» **EXERCISE PROMPT**:
Search the data below for the string "Editor". Extract every line that contains it.
=-=-=
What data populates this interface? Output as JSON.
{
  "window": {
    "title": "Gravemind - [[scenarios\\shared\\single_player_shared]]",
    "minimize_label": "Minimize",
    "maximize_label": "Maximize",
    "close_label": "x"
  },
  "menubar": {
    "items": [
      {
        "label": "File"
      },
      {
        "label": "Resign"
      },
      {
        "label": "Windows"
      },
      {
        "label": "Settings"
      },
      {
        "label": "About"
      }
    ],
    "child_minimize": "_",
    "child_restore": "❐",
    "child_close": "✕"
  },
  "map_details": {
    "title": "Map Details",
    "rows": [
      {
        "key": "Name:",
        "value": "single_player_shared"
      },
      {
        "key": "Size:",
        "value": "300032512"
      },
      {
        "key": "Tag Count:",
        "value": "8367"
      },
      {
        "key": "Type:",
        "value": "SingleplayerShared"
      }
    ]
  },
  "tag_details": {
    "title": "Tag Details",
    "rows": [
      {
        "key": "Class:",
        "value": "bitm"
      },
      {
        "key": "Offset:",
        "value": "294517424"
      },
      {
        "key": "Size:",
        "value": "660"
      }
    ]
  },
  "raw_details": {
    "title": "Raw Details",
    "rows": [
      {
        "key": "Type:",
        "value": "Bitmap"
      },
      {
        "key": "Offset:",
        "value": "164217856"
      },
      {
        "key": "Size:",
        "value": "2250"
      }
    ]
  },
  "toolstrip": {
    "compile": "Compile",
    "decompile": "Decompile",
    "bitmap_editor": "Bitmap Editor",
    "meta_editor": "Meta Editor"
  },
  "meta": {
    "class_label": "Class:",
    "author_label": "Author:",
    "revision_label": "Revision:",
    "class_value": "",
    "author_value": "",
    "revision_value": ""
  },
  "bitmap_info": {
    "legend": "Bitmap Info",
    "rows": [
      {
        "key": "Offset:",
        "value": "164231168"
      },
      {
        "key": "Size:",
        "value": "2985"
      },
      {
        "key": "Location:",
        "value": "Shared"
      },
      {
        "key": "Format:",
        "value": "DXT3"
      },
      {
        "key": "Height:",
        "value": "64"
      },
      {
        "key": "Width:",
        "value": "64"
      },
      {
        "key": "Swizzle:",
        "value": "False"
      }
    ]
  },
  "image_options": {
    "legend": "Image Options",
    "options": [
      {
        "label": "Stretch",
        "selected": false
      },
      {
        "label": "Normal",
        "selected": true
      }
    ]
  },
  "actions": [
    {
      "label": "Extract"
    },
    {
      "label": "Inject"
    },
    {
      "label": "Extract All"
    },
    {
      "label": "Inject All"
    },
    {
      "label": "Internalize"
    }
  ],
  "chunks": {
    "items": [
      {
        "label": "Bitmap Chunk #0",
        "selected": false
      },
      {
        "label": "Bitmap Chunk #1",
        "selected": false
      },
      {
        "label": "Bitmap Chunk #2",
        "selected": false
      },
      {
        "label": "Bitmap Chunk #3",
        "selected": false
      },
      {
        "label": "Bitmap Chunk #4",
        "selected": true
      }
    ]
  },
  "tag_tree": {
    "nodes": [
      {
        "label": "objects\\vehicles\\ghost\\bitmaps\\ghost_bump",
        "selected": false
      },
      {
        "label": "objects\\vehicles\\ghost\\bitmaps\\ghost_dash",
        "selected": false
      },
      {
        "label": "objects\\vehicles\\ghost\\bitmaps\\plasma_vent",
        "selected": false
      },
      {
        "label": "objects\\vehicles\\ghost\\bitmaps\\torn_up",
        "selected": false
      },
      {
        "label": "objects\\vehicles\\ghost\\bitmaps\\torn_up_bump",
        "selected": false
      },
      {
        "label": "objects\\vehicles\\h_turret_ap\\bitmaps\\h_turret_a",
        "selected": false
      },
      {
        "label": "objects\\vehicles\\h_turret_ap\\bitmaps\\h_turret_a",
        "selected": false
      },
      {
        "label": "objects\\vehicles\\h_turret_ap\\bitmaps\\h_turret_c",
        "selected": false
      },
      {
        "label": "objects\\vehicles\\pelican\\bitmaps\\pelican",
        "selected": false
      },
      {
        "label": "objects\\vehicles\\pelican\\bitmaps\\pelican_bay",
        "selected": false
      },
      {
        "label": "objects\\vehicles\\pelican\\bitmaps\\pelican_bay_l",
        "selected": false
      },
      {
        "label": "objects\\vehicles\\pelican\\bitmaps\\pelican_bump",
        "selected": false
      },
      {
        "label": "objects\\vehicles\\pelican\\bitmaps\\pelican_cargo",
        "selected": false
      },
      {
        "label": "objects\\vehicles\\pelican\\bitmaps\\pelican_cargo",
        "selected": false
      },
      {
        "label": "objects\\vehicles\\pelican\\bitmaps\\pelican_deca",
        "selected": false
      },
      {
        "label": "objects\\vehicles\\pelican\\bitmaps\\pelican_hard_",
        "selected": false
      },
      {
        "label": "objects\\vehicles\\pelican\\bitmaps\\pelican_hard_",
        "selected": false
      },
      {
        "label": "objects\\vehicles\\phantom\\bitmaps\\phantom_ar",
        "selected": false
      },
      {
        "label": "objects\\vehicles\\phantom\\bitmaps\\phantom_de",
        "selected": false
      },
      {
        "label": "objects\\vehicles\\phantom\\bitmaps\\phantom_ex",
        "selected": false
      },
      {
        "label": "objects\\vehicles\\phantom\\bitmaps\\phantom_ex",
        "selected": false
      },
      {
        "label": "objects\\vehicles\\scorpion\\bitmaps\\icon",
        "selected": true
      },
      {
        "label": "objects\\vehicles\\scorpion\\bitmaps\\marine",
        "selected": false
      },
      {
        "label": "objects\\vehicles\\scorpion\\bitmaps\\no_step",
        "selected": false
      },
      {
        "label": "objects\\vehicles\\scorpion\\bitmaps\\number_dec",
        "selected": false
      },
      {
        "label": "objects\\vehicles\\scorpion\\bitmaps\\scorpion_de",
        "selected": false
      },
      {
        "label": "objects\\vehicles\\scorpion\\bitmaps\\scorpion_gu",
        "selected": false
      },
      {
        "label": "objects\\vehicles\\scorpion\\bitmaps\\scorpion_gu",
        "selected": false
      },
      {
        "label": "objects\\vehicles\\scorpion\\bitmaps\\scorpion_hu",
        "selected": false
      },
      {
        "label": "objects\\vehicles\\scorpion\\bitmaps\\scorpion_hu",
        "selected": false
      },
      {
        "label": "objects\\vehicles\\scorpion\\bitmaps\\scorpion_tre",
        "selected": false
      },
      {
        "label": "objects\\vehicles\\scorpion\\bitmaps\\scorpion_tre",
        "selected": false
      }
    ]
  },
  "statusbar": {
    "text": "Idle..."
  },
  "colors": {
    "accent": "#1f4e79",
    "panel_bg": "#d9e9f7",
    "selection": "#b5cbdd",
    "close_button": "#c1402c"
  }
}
=-=-=
» **ANSWER TO THIS EXERCISE**:
    "bitmap_editor": "Bitmap Editor",
    "meta_editor": "Meta Editor"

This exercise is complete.